— start MATERIAL PROVIDED —

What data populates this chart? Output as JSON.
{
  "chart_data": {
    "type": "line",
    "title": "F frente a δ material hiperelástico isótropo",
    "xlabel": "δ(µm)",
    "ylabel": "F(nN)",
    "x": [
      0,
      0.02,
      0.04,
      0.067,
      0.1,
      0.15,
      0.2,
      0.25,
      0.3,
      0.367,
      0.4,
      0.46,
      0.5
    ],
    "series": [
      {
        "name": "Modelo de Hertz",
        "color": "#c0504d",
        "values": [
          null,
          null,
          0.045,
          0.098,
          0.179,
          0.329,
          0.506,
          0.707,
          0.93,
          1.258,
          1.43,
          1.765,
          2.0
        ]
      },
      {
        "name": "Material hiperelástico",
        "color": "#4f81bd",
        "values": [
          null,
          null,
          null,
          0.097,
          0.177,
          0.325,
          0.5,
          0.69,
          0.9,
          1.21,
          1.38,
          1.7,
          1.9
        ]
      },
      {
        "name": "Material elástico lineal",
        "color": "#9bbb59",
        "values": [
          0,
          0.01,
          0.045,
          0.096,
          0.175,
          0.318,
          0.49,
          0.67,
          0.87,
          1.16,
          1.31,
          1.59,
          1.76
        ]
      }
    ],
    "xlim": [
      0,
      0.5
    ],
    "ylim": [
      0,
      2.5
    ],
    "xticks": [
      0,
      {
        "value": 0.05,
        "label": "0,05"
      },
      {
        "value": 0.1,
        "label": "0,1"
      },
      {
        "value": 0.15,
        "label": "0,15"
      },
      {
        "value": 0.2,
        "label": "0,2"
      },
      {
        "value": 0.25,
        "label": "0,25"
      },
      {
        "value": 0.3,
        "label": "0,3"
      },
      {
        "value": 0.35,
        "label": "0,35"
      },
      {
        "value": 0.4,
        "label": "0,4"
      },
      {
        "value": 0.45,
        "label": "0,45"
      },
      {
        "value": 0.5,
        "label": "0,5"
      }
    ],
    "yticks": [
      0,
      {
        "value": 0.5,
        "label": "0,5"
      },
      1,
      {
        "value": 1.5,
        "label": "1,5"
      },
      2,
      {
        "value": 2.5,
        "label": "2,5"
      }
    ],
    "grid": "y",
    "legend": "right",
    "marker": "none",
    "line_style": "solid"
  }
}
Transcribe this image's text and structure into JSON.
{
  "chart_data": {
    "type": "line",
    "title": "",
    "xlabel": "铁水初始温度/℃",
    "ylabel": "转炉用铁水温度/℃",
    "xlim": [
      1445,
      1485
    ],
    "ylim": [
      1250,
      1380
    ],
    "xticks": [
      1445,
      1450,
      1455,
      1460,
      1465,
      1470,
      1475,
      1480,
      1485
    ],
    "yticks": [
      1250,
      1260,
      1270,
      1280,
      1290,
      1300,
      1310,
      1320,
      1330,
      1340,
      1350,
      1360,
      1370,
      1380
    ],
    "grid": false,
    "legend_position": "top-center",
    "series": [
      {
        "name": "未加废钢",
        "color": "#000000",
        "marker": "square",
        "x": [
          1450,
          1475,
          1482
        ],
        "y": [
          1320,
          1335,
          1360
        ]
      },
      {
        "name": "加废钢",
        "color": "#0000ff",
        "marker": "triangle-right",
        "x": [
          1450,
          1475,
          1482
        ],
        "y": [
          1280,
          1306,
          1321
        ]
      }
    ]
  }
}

— end MATERIAL PROVIDED —

Exactly as shown, repeat every record.

What data populates this chart? Output as JSON.
{
  "chart_data": {
    "type": "line",
    "title": "F frente a δ material hiperelástico isótropo",
    "xlabel": "δ(µm)",
    "ylabel": "F(nN)",
    "x": [
      0,
      0.02,
      0.04,
      0.067,
      0.1,
      0.15,
      0.2,
      0.25,
      0.3,
      0.367,
      0.4,
      0.46,
      0.5
    ],
    "series": [
      {
        "name": "Modelo de Hertz",
        "color": "#c0504d",
        "values": [
          null,
          null,
          0.045,
          0.098,
          0.179,
          0.329,
          0.506,
          0.707,
          0.93,
          1.258,
          1.43,
          1.765,
          2.0
        ]
      },
      {
        "name": "Material hiperelástico",
        "color": "#4f81bd",
        "values": [
          null,
          null,
          null,
          0.097,
          0.177,
          0.325,
          0.5,
          0.69,
          0.9,
          1.21,
          1.38,
          1.7,
          1.9
        ]
      },
      {
        "name": "Material elástico lineal",
        "color": "#9bbb59",
        "values": [
          0,
          0.01,
          0.045,
          0.096,
          0.175,
          0.318,
          0.49,
          0.67,
          0.87,
          1.16,
          1.31,
          1.59,
          1.76
        ]
      }
    ],
    "xlim": [
      0,
      0.5
    ],
    "ylim": [
      0,
      2.5
    ],
    "xticks": [
      0,
      {
        "value": 0.05,
        "label": "0,05"
      },
      {
        "value": 0.1,
        "label": "0,1"
      },
      {
        "value": 0.15,
        "label": "0,15"
      },
      {
        "value": 0.2,
        "label": "0,2"
      },
      {
        "value": 0.25,
        "label": "0,25"
      },
      {
        "value": 0.3,
        "label": "0,3"
      },
      {
        "value": 0.35,
        "label": "0,35"
      },
      {
        "value": 0.4,
        "label": "0,4"
      },
      {
        "value": 0.45,
        "label": "0,45"
      },
      {
        "value": 0.5,
        "label": "0,5"
      }
    ],
    "yticks": [
      0,
      {
        "value": 0.5,
        "label": "0,5"
      },
      1,
      {
        "value": 1.5,
        "label": "1,5"
      },
      2,
      {
        "value": 2.5,
        "label": "2,5"
      }
    ],
    "grid": "y",
    "legend": "right",
    "marker": "none",
    "line_style": "solid"
  }
}
Transcribe this image's text and structure into JSON.
{
  "chart_data": {
    "type": "line",
    "title": "",
    "xlabel": "铁水初始温度/℃",
    "ylabel": "转炉用铁水温度/℃",
    "xlim": [
      1445,
      1485
    ],
    "ylim": [
      1250,
      1380
    ],
    "xticks": [
      1445,
      1450,
      1455,
      1460,
      1465,
      1470,
      1475,
      1480,
      1485
    ],
    "yticks": [
      1250,
      1260,
      1270,
      1280,
      1290,
      1300,
      1310,
      1320,
      1330,
      1340,
      1350,
      1360,
      1370,
      1380
    ],
    "grid": false,
    "legend_position": "top-center",
    "series": [
      {
        "name": "未加废钢",
        "color": "#000000",
        "marker": "square",
        "x": [
          1450,
          1475,
          1482
        ],
        "y": [
          1320,
          1335,
          1360
        ]
      },
      {
        "name": "加废钢",
        "color": "#0000ff",
        "marker": "triangle-right",
        "x": [
          1450,
          1475,
          1482
        ],
        "y": [
          1280,
          1306,
          1321
        ]
      }
    ]
  }
}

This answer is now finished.